### ROWS:

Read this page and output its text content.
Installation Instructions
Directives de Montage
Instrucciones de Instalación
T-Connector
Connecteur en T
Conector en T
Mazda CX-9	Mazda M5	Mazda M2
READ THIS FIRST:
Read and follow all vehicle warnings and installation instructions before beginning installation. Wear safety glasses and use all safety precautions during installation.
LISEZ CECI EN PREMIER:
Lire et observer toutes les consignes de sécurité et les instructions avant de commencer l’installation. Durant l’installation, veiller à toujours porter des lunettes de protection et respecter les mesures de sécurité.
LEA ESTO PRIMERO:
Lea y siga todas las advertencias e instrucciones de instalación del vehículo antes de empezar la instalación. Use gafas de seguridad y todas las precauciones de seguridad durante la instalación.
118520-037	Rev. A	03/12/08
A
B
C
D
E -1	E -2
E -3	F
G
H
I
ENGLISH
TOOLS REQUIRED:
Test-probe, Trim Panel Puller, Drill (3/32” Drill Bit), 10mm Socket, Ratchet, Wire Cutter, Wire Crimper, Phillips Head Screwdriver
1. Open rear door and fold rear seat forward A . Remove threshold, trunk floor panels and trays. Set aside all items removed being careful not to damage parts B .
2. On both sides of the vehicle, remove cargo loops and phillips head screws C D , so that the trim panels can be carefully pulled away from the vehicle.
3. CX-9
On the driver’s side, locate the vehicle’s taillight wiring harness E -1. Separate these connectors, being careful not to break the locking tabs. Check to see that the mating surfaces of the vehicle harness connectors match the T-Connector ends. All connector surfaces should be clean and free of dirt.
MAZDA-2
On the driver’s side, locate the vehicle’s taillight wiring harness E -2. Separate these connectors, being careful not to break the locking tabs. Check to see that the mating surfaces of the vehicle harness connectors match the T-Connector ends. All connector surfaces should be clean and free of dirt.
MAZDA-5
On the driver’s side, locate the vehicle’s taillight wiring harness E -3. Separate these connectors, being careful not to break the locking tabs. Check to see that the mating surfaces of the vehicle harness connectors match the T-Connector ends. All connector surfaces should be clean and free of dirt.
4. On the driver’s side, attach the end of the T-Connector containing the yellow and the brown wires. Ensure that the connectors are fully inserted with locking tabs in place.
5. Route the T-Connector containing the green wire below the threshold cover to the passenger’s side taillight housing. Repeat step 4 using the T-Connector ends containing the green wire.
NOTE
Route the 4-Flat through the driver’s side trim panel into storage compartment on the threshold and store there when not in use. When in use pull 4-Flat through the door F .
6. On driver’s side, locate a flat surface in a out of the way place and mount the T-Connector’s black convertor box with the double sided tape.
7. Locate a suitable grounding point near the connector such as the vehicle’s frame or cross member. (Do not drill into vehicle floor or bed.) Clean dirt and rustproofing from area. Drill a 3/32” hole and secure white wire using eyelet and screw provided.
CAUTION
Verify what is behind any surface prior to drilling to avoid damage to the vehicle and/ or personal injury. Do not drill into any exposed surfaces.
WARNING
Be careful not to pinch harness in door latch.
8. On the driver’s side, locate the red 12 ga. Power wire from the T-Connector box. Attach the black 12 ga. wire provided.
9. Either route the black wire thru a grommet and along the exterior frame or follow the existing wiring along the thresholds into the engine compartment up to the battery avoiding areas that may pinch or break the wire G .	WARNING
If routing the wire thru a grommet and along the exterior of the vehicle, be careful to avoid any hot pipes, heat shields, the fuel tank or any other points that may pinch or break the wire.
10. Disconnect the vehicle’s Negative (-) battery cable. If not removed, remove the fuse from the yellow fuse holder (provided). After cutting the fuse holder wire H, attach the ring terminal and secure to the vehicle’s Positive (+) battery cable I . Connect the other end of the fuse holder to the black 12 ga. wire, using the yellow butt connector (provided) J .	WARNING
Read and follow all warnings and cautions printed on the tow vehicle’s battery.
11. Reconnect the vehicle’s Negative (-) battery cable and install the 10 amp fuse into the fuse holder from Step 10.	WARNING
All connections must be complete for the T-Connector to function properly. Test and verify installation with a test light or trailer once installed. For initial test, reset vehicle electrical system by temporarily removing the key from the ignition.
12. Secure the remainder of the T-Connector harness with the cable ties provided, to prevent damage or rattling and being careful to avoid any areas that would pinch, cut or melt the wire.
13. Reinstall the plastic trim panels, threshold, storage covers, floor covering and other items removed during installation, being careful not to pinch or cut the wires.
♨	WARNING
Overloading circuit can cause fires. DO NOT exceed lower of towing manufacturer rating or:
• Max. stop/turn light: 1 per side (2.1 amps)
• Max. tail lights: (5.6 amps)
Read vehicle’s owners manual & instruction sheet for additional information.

### SET PROBLEM:
Transcribe all the entries, keeping each one exactly as it is.

### RESULT FOR THIS TASK:
Read this page and output its text content.
Installation Instructions
Directives de Montage
Instrucciones de Instalación
T-Connector
Connecteur en T
Conector en T
Mazda CX-9	Mazda M5	Mazda M2
READ THIS FIRST:
Read and follow all vehicle warnings and installation instructions before beginning installation. Wear safety glasses and use all safety precautions during installation.
LISEZ CECI EN PREMIER:
Lire et observer toutes les consignes de sécurité et les instructions avant de commencer l’installation. Durant l’installation, veiller à toujours porter des lunettes de protection et respecter les mesures de sécurité.
LEA ESTO PRIMERO:
Lea y siga todas las advertencias e instrucciones de instalación del vehículo antes de empezar la instalación. Use gafas de seguridad y todas las precauciones de seguridad durante la instalación.
118520-037	Rev. A	03/12/08
A
B
C
D
E -1	E -2
E -3	F
G
H
I
ENGLISH
TOOLS REQUIRED:
Test-probe, Trim Panel Puller, Drill (3/32” Drill Bit), 10mm Socket, Ratchet, Wire Cutter, Wire Crimper, Phillips Head Screwdriver
1. Open rear door and fold rear seat forward A . Remove threshold, trunk floor panels and trays. Set aside all items removed being careful not to damage parts B .
2. On both sides of the vehicle, remove cargo loops and phillips head screws C D , so that the trim panels can be carefully pulled away from the vehicle.
3. CX-9
On the driver’s side, locate the vehicle’s taillight wiring harness E -1. Separate these connectors, being careful not to break the locking tabs. Check to see that the mating surfaces of the vehicle harness connectors match the T-Connector ends. All connector surfaces should be clean and free of dirt.
MAZDA-2
On the driver’s side, locate the vehicle’s taillight wiring harness E -2. Separate these connectors, being careful not to break the locking tabs. Check to see that the mating surfaces of the vehicle harness connectors match the T-Connector ends. All connector surfaces should be clean and free of dirt.
MAZDA-5
On the driver’s side, locate the vehicle’s taillight wiring harness E -3. Separate these connectors, being careful not to break the locking tabs. Check to see that the mating surfaces of the vehicle harness connectors match the T-Connector ends. All connector surfaces should be clean and free of dirt.
4. On the driver’s side, attach the end of the T-Connector containing the yellow and the brown wires. Ensure that the connectors are fully inserted with locking tabs in place.
5. Route the T-Connector containing the green wire below the threshold cover to the passenger’s side taillight housing. Repeat step 4 using the T-Connector ends containing the green wire.
NOTE
Route the 4-Flat through the driver’s side trim panel into storage compartment on the threshold and store there when not in use. When in use pull 4-Flat through the door F .
6. On driver’s side, locate a flat surface in a out of the way place and mount the T-Connector’s black convertor box with the double sided tape.
7. Locate a suitable grounding point near the connector such as the vehicle’s frame or cross member. (Do not drill into vehicle floor or bed.) Clean dirt and rustproofing from area. Drill a 3/32” hole and secure white wire using eyelet and screw provided.
CAUTION
Verify what is behind any surface prior to drilling to avoid damage to the vehicle and/ or personal injury. Do not drill into any exposed surfaces.
WARNING
Be careful not to pinch harness in door latch.
8. On the driver’s side, locate the red 12 ga. Power wire from the T-Connector box. Attach the black 12 ga. wire provided.
9. Either route the black wire thru a grommet and along the exterior frame or follow the existing wiring along the thresholds into the engine compartment up to the battery avoiding areas that may pinch or break the wire G .	WARNING
If routing the wire thru a grommet and along the exterior of the vehicle, be careful to avoid any hot pipes, heat shields, the fuel tank or any other points that may pinch or break the wire.
10. Disconnect the vehicle’s Negative (-) battery cable. If not removed, remove the fuse from the yellow fuse holder (provided). After cutting the fuse holder wire H, attach the ring terminal and secure to the vehicle’s Positive (+) battery cable I . Connect the other end of the fuse holder to the black 12 ga. wire, using the yellow butt connector (provided) J .	WARNING
Read and follow all warnings and cautions printed on the tow vehicle’s battery.
11. Reconnect the vehicle’s Negative (-) battery cable and install the 10 amp fuse into the fuse holder from Step 10.	WARNING
All connections must be complete for the T-Connector to function properly. Test and verify installation with a test light or trailer once installed. For initial test, reset vehicle electrical system by temporarily removing the key from the ignition.
12. Secure the remainder of the T-Connector harness with the cable ties provided, to prevent damage or rattling and being careful to avoid any areas that would pinch, cut or melt the wire.
13. Reinstall the plastic trim panels, threshold, storage covers, floor covering and other items removed during installation, being careful not to pinch or cut the wires.
♨	WARNING
Overloading circuit can cause fires. DO NOT exceed lower of towing manufacturer rating or:
• Max. stop/turn light: 1 per side (2.1 amps)
• Max. tail lights: (5.6 amps)
Read vehicle’s owners manual & instruction sheet for additional information.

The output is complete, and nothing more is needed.